> [MATERIAL SUPPLIED]:
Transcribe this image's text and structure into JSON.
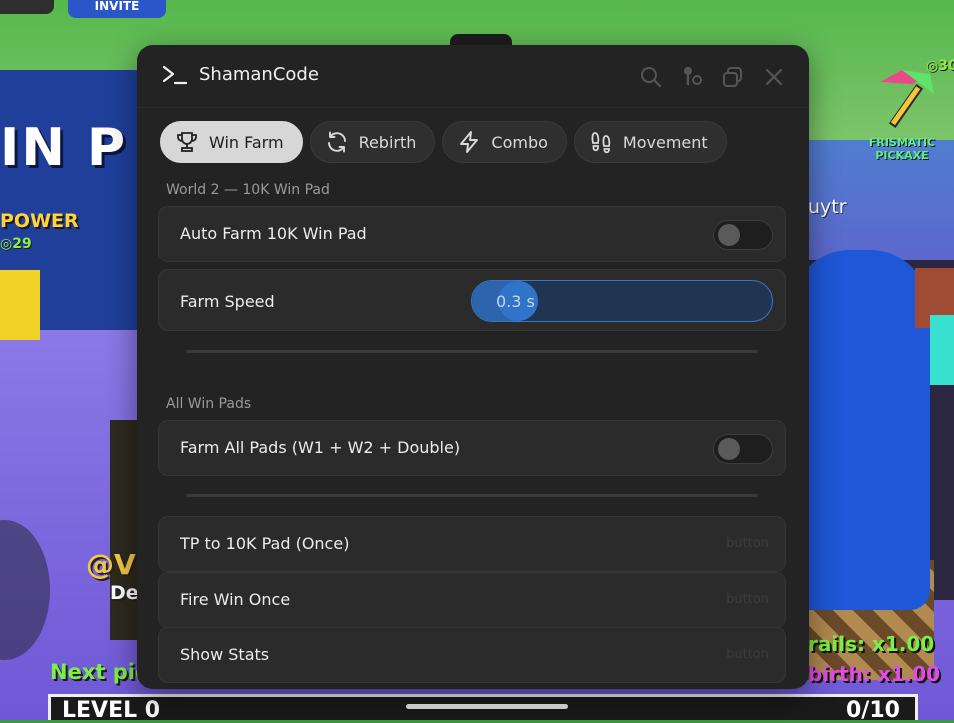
{
  "window": {
    "title": "ShamanCode"
  },
  "tabs": [
    {
      "label": "Win Farm",
      "icon": "trophy-icon",
      "active": true
    },
    {
      "label": "Rebirth",
      "icon": "refresh-icon",
      "active": false
    },
    {
      "label": "Combo",
      "icon": "lightning-icon",
      "active": false
    },
    {
      "label": "Movement",
      "icon": "footprints-icon",
      "active": false
    }
  ],
  "sections": {
    "world2": {
      "label": "World 2 — 10K Win Pad",
      "auto_farm": {
        "label": "Auto Farm 10K Win Pad",
        "enabled": false
      },
      "farm_speed": {
        "label": "Farm Speed",
        "value_text": "0.3 s",
        "fraction": 0.1
      }
    },
    "all_pads": {
      "label": "All Win Pads",
      "farm_all": {
        "label": "Farm All Pads (W1 + W2 + Double)",
        "enabled": false
      }
    },
    "actions": [
      {
        "label": "TP to 10K Pad (Once)",
        "hint": "button"
      },
      {
        "label": "Fire Win Once",
        "hint": "button"
      },
      {
        "label": "Show Stats",
        "hint": "button"
      }
    ]
  },
  "background": {
    "invite_label": "INVITE",
    "banner_text": "IN P",
    "power_label": "POWER",
    "power_value": "29",
    "player_tag": "@V",
    "player_sub": "De",
    "next_pickaxe_label": "Next pic",
    "other_player": "uytr",
    "trails_mult": "rails: x1.00",
    "rebirth_mult": "birth: x1.00",
    "pickaxe_name": "FRISMATIC PICKAXE",
    "pickaxe_cost": "30",
    "level_label": "LEVEL 0",
    "level_progress": "0/10"
  },
  "colors": {
    "panel_bg": "#232323",
    "row_bg": "#2b2b2b",
    "active_tab_bg": "#d7d7d7",
    "slider_accent": "#2f74c9"
  }
}
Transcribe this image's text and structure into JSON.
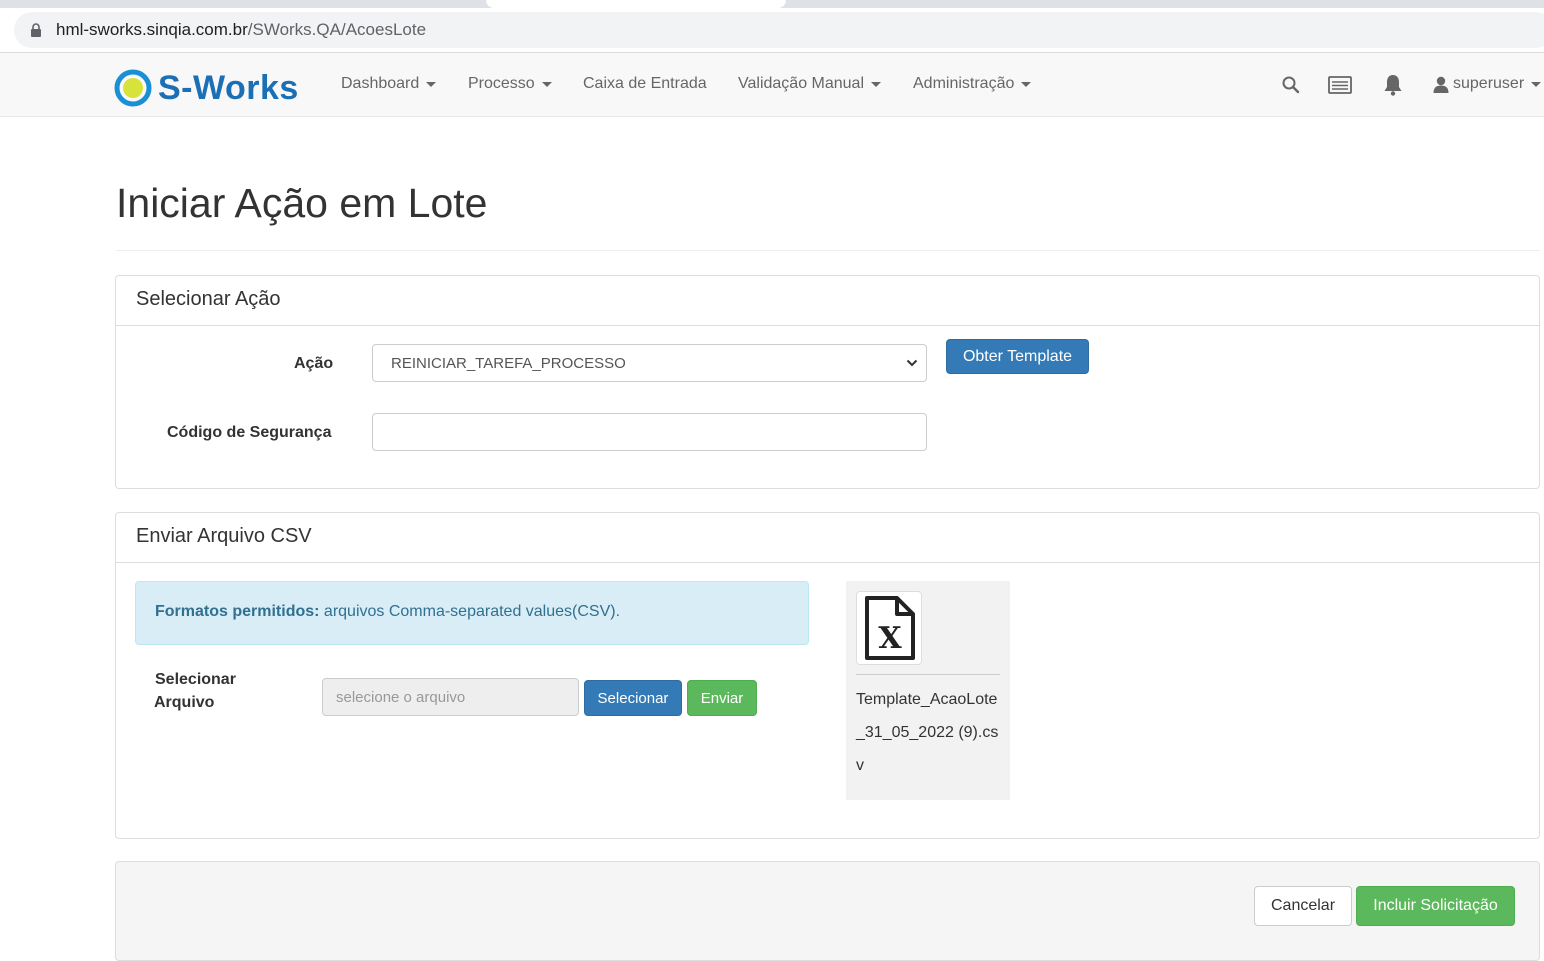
{
  "browser": {
    "url_host": "hml-sworks.sinqia.com.br",
    "url_path": "/SWorks.QA/AcoesLote"
  },
  "navbar": {
    "brand": "S-Works",
    "items": [
      {
        "label": "Dashboard",
        "dropdown": true
      },
      {
        "label": "Processo",
        "dropdown": true
      },
      {
        "label": "Caixa de Entrada",
        "dropdown": false
      },
      {
        "label": "Validação Manual",
        "dropdown": true
      },
      {
        "label": "Administração",
        "dropdown": true
      }
    ],
    "icons": [
      "search-icon",
      "list-icon",
      "bell-icon"
    ],
    "user": "superuser"
  },
  "page": {
    "title": "Iniciar Ação em Lote"
  },
  "select_action_panel": {
    "heading": "Selecionar Ação",
    "action_label": "Ação",
    "action_value": "REINICIAR_TAREFA_PROCESSO",
    "template_button": "Obter Template",
    "security_label": "Código de Segurança",
    "security_value": ""
  },
  "upload_panel": {
    "heading": "Enviar Arquivo CSV",
    "info_strong": "Formatos permitidos:",
    "info_text": " arquivos Comma-separated values(CSV).",
    "file_label_line1": "Selecionar",
    "file_label_line2": "Arquivo",
    "file_placeholder": "selecione o arquivo",
    "select_button": "Selecionar",
    "send_button": "Enviar",
    "file_name": "Template_AcaoLote_31_05_2022 (9).csv"
  },
  "footer": {
    "cancel_button": "Cancelar",
    "submit_button": "Incluir Solicitação"
  },
  "colors": {
    "primary": "#337ab7",
    "success": "#5cb85c",
    "info_bg": "#d9edf7",
    "brand_blue": "#1b6fb5"
  }
}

> [WORK TO COMPLETE]: Repeat the lines above exactly, and keep every picture out.

> [EXERCISE ANSWER]:
Transcribe this image's text and structure into JSON.
{
  "window": {
    "title": "ShamanCode"
  },
  "tabs": [
    {
      "label": "Win Farm",
      "icon": "trophy-icon",
      "active": true
    },
    {
      "label": "Rebirth",
      "icon": "refresh-icon",
      "active": false
    },
    {
      "label": "Combo",
      "icon": "lightning-icon",
      "active": false
    },
    {
      "label": "Movement",
      "icon": "footprints-icon",
      "active": false
    }
  ],
  "sections": {
    "world2": {
      "label": "World 2 — 10K Win Pad",
      "auto_farm": {
        "label": "Auto Farm 10K Win Pad",
        "enabled": false
      },
      "farm_speed": {
        "label": "Farm Speed",
        "value_text": "0.3 s",
        "fraction": 0.1
      }
    },
    "all_pads": {
      "label": "All Win Pads",
      "farm_all": {
        "label": "Farm All Pads (W1 + W2 + Double)",
        "enabled": false
      }
    },
    "actions": [
      {
        "label": "TP to 10K Pad (Once)",
        "hint": "button"
      },
      {
        "label": "Fire Win Once",
        "hint": "button"
      },
      {
        "label": "Show Stats",
        "hint": "button"
      }
    ]
  },
  "background": {
    "invite_label": "INVITE",
    "banner_text": "IN P",
    "power_label": "POWER",
    "power_value": "29",
    "player_tag": "@V",
    "player_sub": "De",
    "next_pickaxe_label": "Next pic",
    "other_player": "uytr",
    "trails_mult": "rails: x1.00",
    "rebirth_mult": "birth: x1.00",
    "pickaxe_name": "FRISMATIC PICKAXE",
    "pickaxe_cost": "30",
    "level_label": "LEVEL 0",
    "level_progress": "0/10"
  },
  "colors": {
    "panel_bg": "#232323",
    "row_bg": "#2b2b2b",
    "active_tab_bg": "#d7d7d7",
    "slider_accent": "#2f74c9"
  }
}
Transcribe this image's text and structure into JSON.
{
  "browser": {
    "url_host": "hml-sworks.sinqia.com.br",
    "url_path": "/SWorks.QA/AcoesLote"
  },
  "navbar": {
    "brand": "S-Works",
    "items": [
      {
        "label": "Dashboard",
        "dropdown": true
      },
      {
        "label": "Processo",
        "dropdown": true
      },
      {
        "label": "Caixa de Entrada",
        "dropdown": false
      },
      {
        "label": "Validação Manual",
        "dropdown": true
      },
      {
        "label": "Administração",
        "dropdown": true
      }
    ],
    "icons": [
      "search-icon",
      "list-icon",
      "bell-icon"
    ],
    "user": "superuser"
  },
  "page": {
    "title": "Iniciar Ação em Lote"
  },
  "select_action_panel": {
    "heading": "Selecionar Ação",
    "action_label": "Ação",
    "action_value": "REINICIAR_TAREFA_PROCESSO",
    "template_button": "Obter Template",
    "security_label": "Código de Segurança",
    "security_value": ""
  },
  "upload_panel": {
    "heading": "Enviar Arquivo CSV",
    "info_strong": "Formatos permitidos:",
    "info_text": " arquivos Comma-separated values(CSV).",
    "file_label_line1": "Selecionar",
    "file_label_line2": "Arquivo",
    "file_placeholder": "selecione o arquivo",
    "select_button": "Selecionar",
    "send_button": "Enviar",
    "file_name": "Template_AcaoLote_31_05_2022 (9).csv"
  },
  "footer": {
    "cancel_button": "Cancelar",
    "submit_button": "Incluir Solicitação"
  },
  "colors": {
    "primary": "#337ab7",
    "success": "#5cb85c",
    "info_bg": "#d9edf7",
    "brand_blue": "#1b6fb5"
  }
}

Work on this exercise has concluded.